--- Provided entries ---

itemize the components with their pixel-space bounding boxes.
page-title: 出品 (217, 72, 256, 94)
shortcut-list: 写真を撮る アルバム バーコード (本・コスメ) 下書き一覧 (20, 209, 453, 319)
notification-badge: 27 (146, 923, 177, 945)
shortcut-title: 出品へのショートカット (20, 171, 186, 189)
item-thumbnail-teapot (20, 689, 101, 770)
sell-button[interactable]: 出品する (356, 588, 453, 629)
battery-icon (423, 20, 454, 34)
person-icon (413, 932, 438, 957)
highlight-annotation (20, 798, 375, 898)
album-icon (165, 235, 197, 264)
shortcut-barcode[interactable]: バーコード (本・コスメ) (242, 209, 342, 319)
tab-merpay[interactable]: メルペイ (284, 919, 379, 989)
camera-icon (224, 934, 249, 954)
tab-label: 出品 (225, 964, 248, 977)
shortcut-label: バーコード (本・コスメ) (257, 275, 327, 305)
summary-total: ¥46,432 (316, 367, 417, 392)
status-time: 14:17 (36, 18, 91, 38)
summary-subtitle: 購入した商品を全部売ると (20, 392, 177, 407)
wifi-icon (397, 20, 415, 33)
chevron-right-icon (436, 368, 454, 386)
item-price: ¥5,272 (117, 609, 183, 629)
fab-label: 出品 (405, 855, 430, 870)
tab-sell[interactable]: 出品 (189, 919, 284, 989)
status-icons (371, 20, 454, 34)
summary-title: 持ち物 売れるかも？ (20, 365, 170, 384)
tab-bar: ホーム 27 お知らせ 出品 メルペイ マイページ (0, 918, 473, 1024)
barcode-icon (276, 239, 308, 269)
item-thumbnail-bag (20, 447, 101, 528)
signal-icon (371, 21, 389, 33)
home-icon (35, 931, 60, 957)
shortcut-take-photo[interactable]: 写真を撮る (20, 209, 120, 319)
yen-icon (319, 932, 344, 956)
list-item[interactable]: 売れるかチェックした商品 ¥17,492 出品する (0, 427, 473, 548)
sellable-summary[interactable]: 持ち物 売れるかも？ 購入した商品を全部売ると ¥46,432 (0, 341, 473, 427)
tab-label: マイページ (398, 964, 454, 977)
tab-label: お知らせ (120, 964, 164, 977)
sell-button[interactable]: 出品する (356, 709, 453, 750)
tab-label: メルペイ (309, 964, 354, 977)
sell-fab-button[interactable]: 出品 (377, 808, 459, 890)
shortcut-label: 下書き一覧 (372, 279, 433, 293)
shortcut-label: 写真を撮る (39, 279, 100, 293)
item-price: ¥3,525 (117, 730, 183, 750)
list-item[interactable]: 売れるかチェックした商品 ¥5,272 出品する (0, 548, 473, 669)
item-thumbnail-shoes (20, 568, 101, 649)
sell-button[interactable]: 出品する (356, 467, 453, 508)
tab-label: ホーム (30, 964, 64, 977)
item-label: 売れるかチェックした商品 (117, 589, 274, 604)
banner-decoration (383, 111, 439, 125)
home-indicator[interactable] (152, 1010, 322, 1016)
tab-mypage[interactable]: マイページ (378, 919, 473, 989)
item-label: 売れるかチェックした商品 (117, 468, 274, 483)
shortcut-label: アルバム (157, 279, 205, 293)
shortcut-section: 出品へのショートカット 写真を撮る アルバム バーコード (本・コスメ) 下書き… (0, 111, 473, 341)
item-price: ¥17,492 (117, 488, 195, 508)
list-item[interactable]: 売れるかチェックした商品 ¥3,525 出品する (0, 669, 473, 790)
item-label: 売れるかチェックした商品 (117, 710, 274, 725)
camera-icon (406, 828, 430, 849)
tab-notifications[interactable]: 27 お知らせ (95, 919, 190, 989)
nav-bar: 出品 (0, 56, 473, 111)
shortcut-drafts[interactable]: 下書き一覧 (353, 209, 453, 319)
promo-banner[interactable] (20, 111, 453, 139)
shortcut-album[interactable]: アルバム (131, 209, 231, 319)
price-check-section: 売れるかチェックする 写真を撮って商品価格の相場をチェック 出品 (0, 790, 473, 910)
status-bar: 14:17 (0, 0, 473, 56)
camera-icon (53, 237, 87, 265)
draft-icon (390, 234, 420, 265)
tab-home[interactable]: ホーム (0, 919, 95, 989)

---

What is asked: Reproduce every line of the entries above word for word, keeping their order.

Completed task:
itemize the components with their pixel-space bounding boxes.
page-title: 出品 (217, 72, 256, 94)
shortcut-list: 写真を撮る アルバム バーコード (本・コスメ) 下書き一覧 (20, 209, 453, 319)
notification-badge: 27 (146, 923, 177, 945)
shortcut-title: 出品へのショートカット (20, 171, 186, 189)
item-thumbnail-teapot (20, 689, 101, 770)
sell-button[interactable]: 出品する (356, 588, 453, 629)
battery-icon (423, 20, 454, 34)
person-icon (413, 932, 438, 957)
highlight-annotation (20, 798, 375, 898)
album-icon (165, 235, 197, 264)
shortcut-barcode[interactable]: バーコード (本・コスメ) (242, 209, 342, 319)
tab-merpay[interactable]: メルペイ (284, 919, 379, 989)
camera-icon (224, 934, 249, 954)
tab-label: 出品 (225, 964, 248, 977)
shortcut-label: バーコード (本・コスメ) (257, 275, 327, 305)
summary-total: ¥46,432 (316, 367, 417, 392)
status-time: 14:17 (36, 18, 91, 38)
summary-subtitle: 購入した商品を全部売ると (20, 392, 177, 407)
wifi-icon (397, 20, 415, 33)
chevron-right-icon (436, 368, 454, 386)
item-price: ¥5,272 (117, 609, 183, 629)
fab-label: 出品 (405, 855, 430, 870)
tab-sell[interactable]: 出品 (189, 919, 284, 989)
status-icons (371, 20, 454, 34)
summary-title: 持ち物 売れるかも？ (20, 365, 170, 384)
tab-bar: ホーム 27 お知らせ 出品 メルペイ マイページ (0, 918, 473, 1024)
barcode-icon (276, 239, 308, 269)
item-thumbnail-bag (20, 447, 101, 528)
signal-icon (371, 21, 389, 33)
home-icon (35, 931, 60, 957)
shortcut-take-photo[interactable]: 写真を撮る (20, 209, 120, 319)
yen-icon (319, 932, 344, 956)
list-item[interactable]: 売れるかチェックした商品 ¥17,492 出品する (0, 427, 473, 548)
sellable-summary[interactable]: 持ち物 売れるかも？ 購入した商品を全部売ると ¥46,432 (0, 341, 473, 427)
tab-label: マイページ (398, 964, 454, 977)
tab-label: お知らせ (120, 964, 164, 977)
sell-button[interactable]: 出品する (356, 709, 453, 750)
tab-label: メルペイ (309, 964, 354, 977)
sell-fab-button[interactable]: 出品 (377, 808, 459, 890)
shortcut-label: 下書き一覧 (372, 279, 433, 293)
shortcut-label: 写真を撮る (39, 279, 100, 293)
item-price: ¥3,525 (117, 730, 183, 750)
list-item[interactable]: 売れるかチェックした商品 ¥5,272 出品する (0, 548, 473, 669)
item-thumbnail-shoes (20, 568, 101, 649)
sell-button[interactable]: 出品する (356, 467, 453, 508)
tab-label: ホーム (30, 964, 64, 977)
item-label: 売れるかチェックした商品 (117, 589, 274, 604)
banner-decoration (383, 111, 439, 125)
home-indicator[interactable] (152, 1010, 322, 1016)
tab-mypage[interactable]: マイページ (378, 919, 473, 989)
item-label: 売れるかチェックした商品 (117, 468, 274, 483)
shortcut-label: アルバム (157, 279, 205, 293)
shortcut-section: 出品へのショートカット 写真を撮る アルバム バーコード (本・コスメ) 下書き… (0, 111, 473, 341)
item-price: ¥17,492 (117, 488, 195, 508)
list-item[interactable]: 売れるかチェックした商品 ¥3,525 出品する (0, 669, 473, 790)
item-label: 売れるかチェックした商品 (117, 710, 274, 725)
camera-icon (406, 828, 430, 849)
tab-notifications[interactable]: 27 お知らせ (95, 919, 190, 989)
nav-bar: 出品 (0, 56, 473, 111)
shortcut-drafts[interactable]: 下書き一覧 (353, 209, 453, 319)
promo-banner[interactable] (20, 111, 453, 139)
shortcut-album[interactable]: アルバム (131, 209, 231, 319)
price-check-section: 売れるかチェックする 写真を撮って商品価格の相場をチェック 出品 (0, 790, 473, 910)
status-bar: 14:17 (0, 0, 473, 56)
camera-icon (53, 237, 87, 265)
draft-icon (390, 234, 420, 265)
tab-home[interactable]: ホーム (0, 919, 95, 989)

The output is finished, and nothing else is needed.